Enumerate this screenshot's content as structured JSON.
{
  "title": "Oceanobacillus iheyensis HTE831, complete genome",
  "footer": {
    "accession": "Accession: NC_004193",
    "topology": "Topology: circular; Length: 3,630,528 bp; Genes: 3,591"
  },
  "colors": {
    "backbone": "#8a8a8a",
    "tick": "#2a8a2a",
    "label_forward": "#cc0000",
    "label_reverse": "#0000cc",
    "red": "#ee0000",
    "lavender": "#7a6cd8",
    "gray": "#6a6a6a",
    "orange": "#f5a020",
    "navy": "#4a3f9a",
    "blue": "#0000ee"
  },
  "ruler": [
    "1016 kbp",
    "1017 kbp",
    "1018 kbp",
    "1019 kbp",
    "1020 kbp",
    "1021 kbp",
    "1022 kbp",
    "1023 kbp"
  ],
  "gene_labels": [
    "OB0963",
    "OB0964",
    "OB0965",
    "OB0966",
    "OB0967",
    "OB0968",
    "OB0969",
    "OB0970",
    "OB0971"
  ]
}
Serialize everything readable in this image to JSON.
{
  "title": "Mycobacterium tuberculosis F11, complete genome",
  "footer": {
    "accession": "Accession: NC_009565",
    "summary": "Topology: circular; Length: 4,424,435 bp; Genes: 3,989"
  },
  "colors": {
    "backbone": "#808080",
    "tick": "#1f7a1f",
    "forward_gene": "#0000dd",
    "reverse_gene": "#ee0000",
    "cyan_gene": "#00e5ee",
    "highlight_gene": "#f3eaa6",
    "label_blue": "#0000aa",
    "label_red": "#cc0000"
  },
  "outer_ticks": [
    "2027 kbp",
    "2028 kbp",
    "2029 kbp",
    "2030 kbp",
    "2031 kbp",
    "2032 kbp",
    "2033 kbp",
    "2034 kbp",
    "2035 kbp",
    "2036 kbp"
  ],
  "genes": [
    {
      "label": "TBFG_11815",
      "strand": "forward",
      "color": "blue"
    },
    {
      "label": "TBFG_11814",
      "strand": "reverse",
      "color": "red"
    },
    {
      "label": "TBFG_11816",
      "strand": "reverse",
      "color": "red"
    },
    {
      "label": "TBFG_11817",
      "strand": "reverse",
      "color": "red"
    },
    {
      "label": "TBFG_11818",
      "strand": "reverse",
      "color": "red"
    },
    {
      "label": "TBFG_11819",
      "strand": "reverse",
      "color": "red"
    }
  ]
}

+---+

■ Assignment: Lines holding "this" in the material above are to be reported.

■ Exercise response:
Enumerate this screenshot's content as structured JSON.
Serialize everything readable in this image to JSON.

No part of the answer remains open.